### Instructions for the task
Reproduce every record below exactly as it appears.

### Exercise materials
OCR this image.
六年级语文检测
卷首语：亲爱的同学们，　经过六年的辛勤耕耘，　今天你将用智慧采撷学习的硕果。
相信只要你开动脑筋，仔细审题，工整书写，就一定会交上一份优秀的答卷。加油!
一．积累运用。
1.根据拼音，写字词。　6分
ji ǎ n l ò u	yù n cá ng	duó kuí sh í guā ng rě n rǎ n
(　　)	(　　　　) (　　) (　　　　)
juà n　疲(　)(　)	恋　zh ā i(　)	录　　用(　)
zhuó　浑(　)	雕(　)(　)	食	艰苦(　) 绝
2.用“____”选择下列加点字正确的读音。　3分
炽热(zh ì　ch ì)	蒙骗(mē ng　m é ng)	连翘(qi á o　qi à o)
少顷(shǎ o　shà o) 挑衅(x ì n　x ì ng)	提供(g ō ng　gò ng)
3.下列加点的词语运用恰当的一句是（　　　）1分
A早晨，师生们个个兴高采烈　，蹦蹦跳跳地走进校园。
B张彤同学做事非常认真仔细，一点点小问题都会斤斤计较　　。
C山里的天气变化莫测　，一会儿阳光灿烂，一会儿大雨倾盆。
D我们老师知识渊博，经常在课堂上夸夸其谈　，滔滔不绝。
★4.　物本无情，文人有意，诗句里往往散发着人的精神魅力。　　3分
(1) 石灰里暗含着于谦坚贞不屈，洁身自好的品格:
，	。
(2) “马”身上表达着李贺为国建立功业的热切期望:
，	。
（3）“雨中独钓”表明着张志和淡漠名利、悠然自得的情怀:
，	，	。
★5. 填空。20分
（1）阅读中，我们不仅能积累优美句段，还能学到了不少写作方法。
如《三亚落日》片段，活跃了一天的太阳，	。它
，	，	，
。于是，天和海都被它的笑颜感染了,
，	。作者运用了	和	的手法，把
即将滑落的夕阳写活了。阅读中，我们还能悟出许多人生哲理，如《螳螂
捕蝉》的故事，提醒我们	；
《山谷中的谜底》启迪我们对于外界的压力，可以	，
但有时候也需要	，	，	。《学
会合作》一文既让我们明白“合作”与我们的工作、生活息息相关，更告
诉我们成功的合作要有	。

### Correct response
OCR this image.
六年级语文检测
卷首语：亲爱的同学们，　经过六年的辛勤耕耘，　今天你将用智慧采撷学习的硕果。
相信只要你开动脑筋，仔细审题，工整书写，就一定会交上一份优秀的答卷。加油!
一．积累运用。
1.根据拼音，写字词。　6分
ji ǎ n l ò u	yù n cá ng	duó kuí sh í guā ng rě n rǎ n
(　　)	(　　　　) (　　) (　　　　)
juà n　疲(　)(　)	恋　zh ā i(　)	录　　用(　)
zhuó　浑(　)	雕(　)(　)	食	艰苦(　) 绝
2.用“____”选择下列加点字正确的读音。　3分
炽热(zh ì　ch ì)	蒙骗(mē ng　m é ng)	连翘(qi á o　qi à o)
少顷(shǎ o　shà o) 挑衅(x ì n　x ì ng)	提供(g ō ng　gò ng)
3.下列加点的词语运用恰当的一句是（　　　）1分
A早晨，师生们个个兴高采烈　，蹦蹦跳跳地走进校园。
B张彤同学做事非常认真仔细，一点点小问题都会斤斤计较　　。
C山里的天气变化莫测　，一会儿阳光灿烂，一会儿大雨倾盆。
D我们老师知识渊博，经常在课堂上夸夸其谈　，滔滔不绝。
★4.　物本无情，文人有意，诗句里往往散发着人的精神魅力。　　3分
(1) 石灰里暗含着于谦坚贞不屈，洁身自好的品格:
，	。
(2) “马”身上表达着李贺为国建立功业的热切期望:
，	。
（3）“雨中独钓”表明着张志和淡漠名利、悠然自得的情怀:
，	，	。
★5. 填空。20分
（1）阅读中，我们不仅能积累优美句段，还能学到了不少写作方法。
如《三亚落日》片段，活跃了一天的太阳，	。它
，	，	，
。于是，天和海都被它的笑颜感染了,
，	。作者运用了	和	的手法，把
即将滑落的夕阳写活了。阅读中，我们还能悟出许多人生哲理，如《螳螂
捕蝉》的故事，提醒我们	；
《山谷中的谜底》启迪我们对于外界的压力，可以	，
但有时候也需要	，	，	。《学
会合作》一文既让我们明白“合作”与我们的工作、生活息息相关，更告
诉我们成功的合作要有	。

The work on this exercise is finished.